(Task directions): Where a line of the listing below includes the word "verpakking", reproduce that line.

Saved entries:
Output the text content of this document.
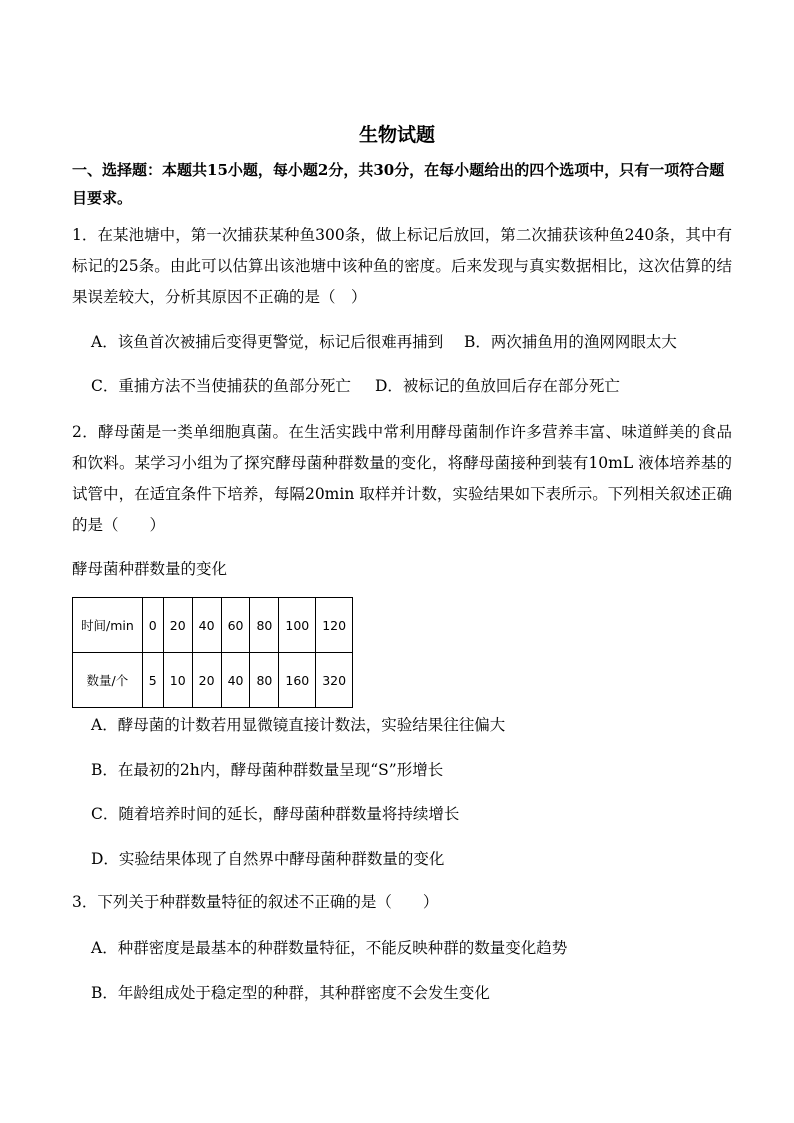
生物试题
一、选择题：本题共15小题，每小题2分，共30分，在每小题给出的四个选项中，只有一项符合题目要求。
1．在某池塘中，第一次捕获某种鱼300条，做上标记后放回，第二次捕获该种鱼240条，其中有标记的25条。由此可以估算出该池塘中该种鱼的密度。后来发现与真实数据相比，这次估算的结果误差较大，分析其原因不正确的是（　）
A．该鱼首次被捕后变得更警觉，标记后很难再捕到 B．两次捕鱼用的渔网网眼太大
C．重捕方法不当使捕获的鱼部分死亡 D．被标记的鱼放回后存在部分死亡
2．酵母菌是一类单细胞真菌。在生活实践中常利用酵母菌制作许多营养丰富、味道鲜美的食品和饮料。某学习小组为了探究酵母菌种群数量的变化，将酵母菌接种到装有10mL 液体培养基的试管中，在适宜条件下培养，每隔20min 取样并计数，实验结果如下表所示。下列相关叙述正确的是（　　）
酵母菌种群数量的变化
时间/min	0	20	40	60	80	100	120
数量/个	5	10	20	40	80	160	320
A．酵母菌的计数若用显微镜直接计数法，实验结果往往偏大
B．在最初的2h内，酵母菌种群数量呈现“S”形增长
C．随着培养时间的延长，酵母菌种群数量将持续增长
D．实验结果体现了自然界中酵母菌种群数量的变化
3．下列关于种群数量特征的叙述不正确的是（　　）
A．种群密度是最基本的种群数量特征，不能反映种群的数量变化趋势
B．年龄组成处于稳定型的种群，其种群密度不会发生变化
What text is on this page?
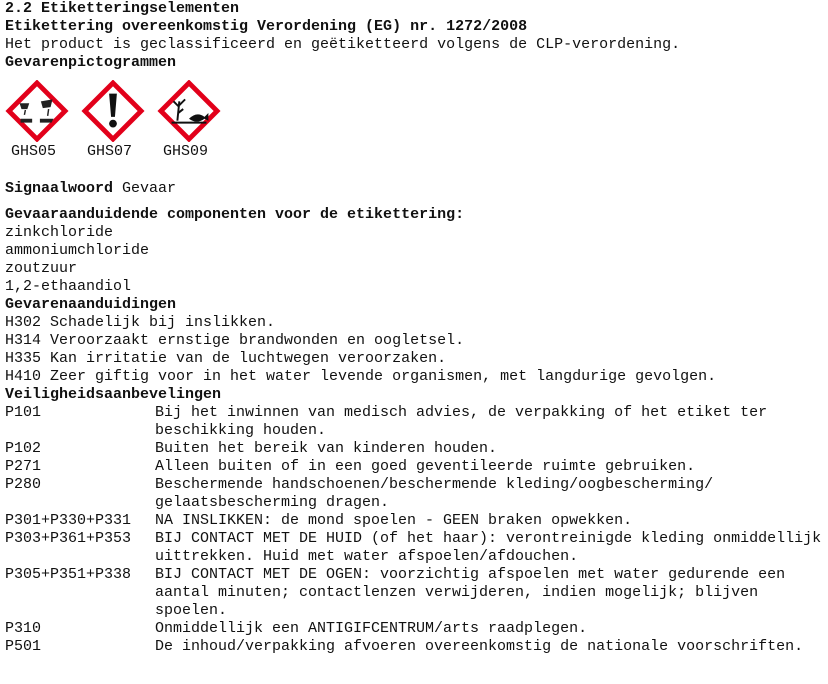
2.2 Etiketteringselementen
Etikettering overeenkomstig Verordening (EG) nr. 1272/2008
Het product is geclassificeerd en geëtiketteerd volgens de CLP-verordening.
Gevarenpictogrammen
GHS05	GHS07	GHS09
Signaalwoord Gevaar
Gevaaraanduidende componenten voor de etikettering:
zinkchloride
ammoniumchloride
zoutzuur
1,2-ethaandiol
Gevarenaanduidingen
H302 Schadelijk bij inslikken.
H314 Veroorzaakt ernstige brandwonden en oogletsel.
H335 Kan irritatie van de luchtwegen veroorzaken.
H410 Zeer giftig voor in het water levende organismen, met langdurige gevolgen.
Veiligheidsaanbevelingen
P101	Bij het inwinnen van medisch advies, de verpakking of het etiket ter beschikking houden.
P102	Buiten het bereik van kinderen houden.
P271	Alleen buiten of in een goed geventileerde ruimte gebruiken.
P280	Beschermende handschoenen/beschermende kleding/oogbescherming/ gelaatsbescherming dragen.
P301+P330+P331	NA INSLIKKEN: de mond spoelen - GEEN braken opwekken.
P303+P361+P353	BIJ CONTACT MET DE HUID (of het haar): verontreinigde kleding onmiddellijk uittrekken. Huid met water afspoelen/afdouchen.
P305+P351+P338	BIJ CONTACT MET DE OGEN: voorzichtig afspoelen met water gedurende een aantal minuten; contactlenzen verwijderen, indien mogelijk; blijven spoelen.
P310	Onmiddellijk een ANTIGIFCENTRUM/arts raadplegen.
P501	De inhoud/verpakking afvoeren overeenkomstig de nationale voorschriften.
* * *
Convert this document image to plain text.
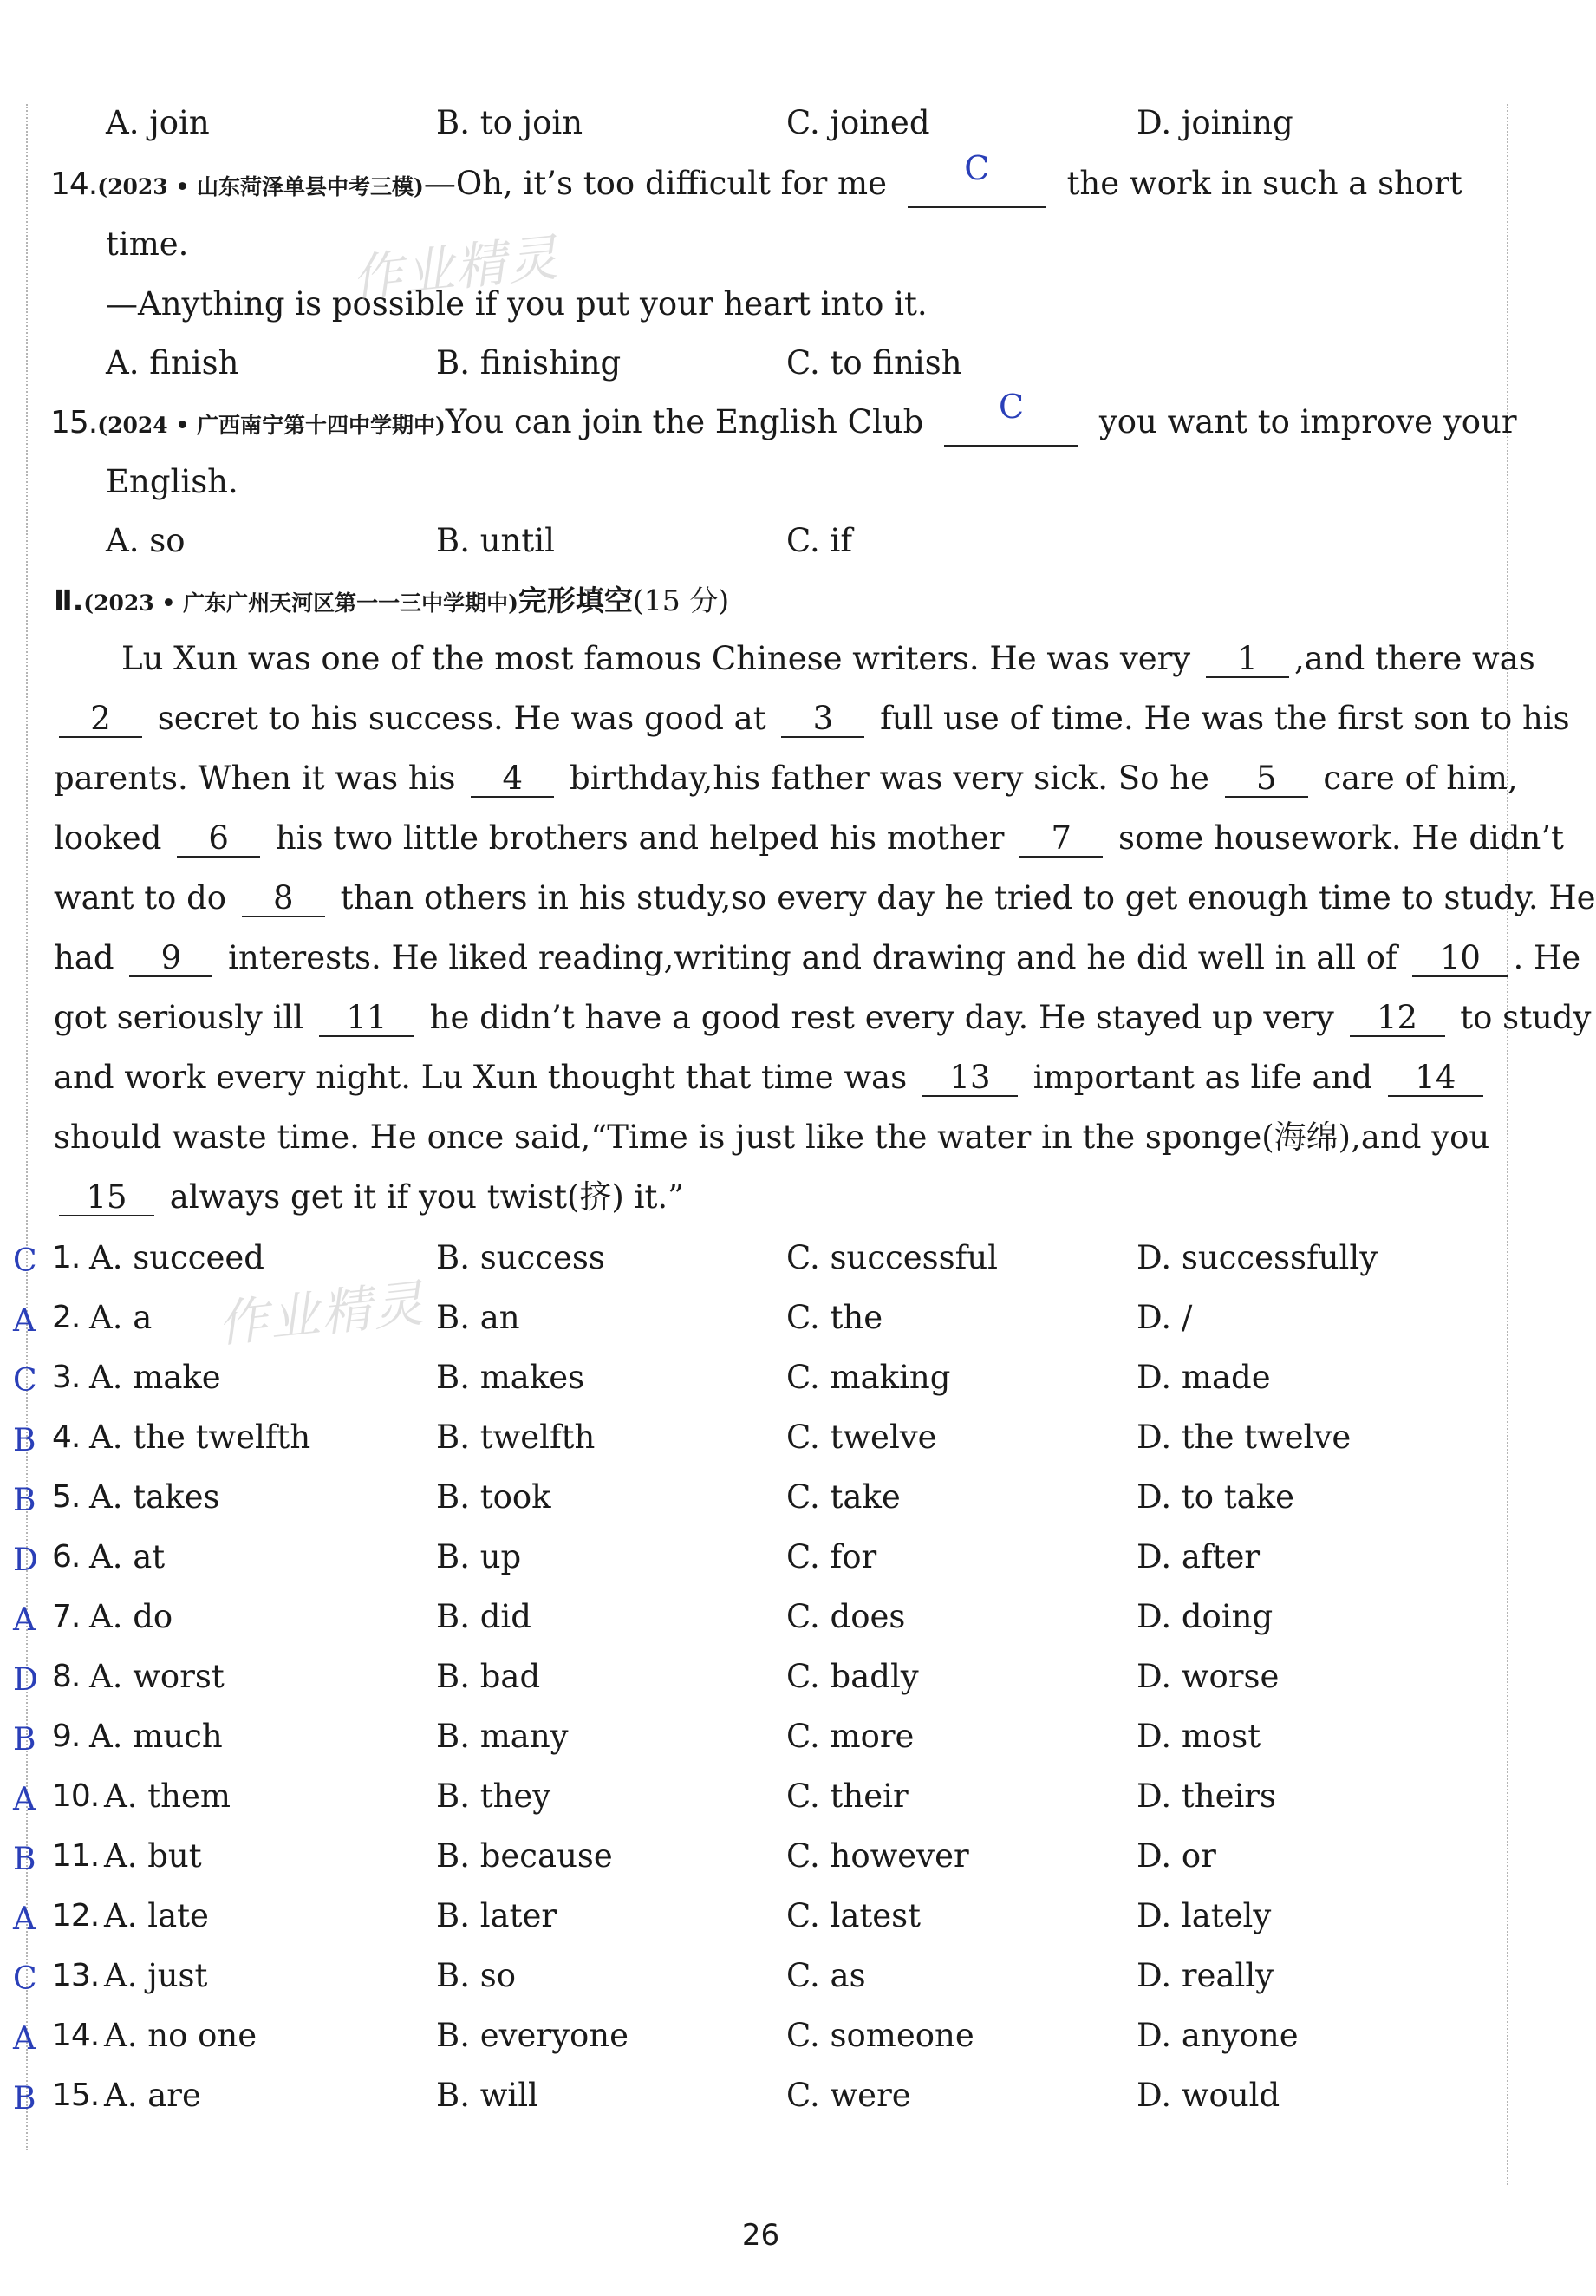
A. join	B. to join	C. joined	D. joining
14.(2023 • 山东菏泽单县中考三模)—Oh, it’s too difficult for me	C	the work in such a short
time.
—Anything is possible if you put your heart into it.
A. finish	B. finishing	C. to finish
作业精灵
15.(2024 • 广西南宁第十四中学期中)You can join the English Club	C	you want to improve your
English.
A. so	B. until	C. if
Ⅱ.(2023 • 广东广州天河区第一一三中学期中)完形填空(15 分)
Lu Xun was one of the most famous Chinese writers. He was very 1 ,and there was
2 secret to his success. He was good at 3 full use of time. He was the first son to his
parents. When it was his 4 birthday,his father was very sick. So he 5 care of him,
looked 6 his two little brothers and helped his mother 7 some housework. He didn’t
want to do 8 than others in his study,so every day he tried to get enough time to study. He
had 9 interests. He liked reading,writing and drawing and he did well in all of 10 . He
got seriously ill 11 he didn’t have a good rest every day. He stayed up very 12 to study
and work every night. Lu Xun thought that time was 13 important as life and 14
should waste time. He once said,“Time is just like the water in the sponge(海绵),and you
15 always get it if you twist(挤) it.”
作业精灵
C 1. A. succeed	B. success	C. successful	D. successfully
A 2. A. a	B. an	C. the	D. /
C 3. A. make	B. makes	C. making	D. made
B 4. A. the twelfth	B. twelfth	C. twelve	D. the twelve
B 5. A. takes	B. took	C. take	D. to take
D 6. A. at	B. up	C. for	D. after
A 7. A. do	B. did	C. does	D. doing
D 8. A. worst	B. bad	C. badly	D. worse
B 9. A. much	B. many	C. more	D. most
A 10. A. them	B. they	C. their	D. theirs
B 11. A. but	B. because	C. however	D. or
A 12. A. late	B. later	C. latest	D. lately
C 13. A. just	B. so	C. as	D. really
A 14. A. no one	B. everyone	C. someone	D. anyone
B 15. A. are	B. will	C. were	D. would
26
--
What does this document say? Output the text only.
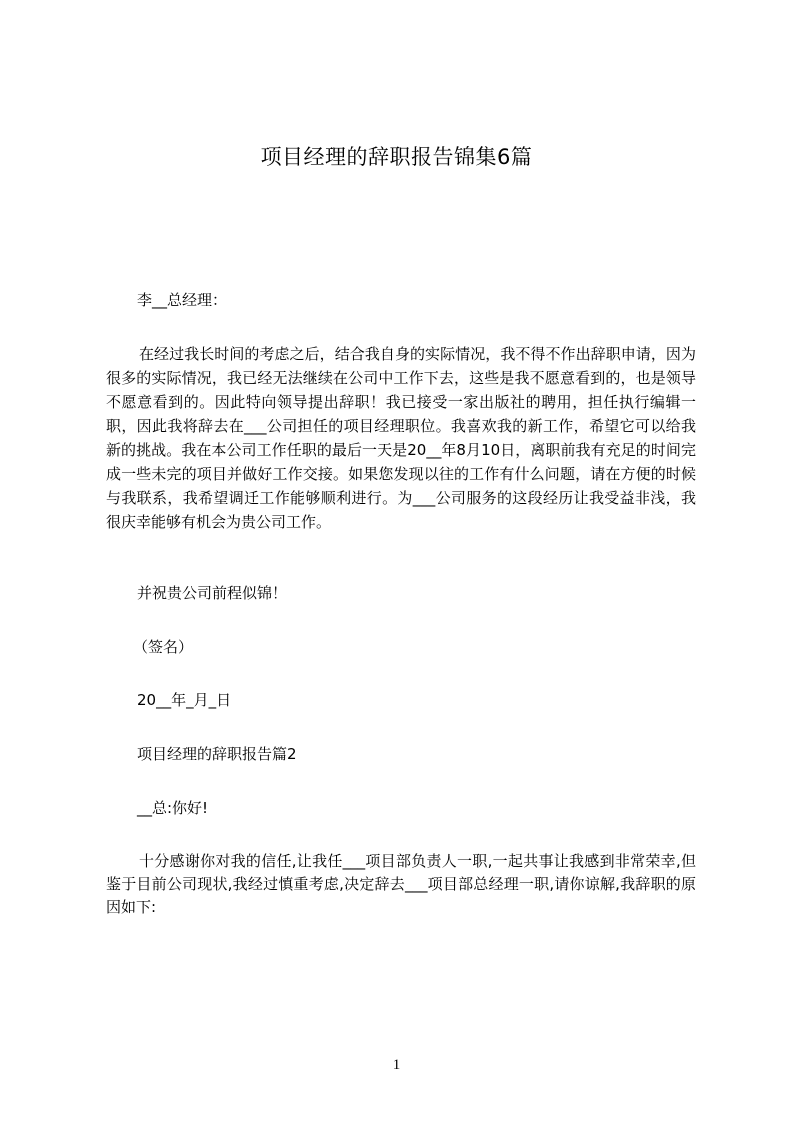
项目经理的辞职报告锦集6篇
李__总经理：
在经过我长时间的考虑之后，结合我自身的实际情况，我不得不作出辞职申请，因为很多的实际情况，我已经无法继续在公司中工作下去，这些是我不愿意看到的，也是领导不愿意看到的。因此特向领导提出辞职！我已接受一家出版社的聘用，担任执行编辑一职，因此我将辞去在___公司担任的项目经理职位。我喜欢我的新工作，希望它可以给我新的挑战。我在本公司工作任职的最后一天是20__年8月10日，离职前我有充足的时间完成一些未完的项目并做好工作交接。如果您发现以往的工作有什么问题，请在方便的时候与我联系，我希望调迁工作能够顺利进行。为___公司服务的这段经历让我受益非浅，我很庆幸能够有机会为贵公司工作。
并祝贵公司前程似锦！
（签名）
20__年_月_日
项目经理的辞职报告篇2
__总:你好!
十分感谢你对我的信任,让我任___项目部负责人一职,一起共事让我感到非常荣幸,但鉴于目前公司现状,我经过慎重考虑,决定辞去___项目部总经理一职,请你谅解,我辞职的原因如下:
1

(Exercise answer):
P101	Bij het inwinnen van medisch advies, de verpakking of het etiket ter beschikking houden.
P501	De inhoud/verpakking afvoeren overeenkomstig de nationale voorschriften.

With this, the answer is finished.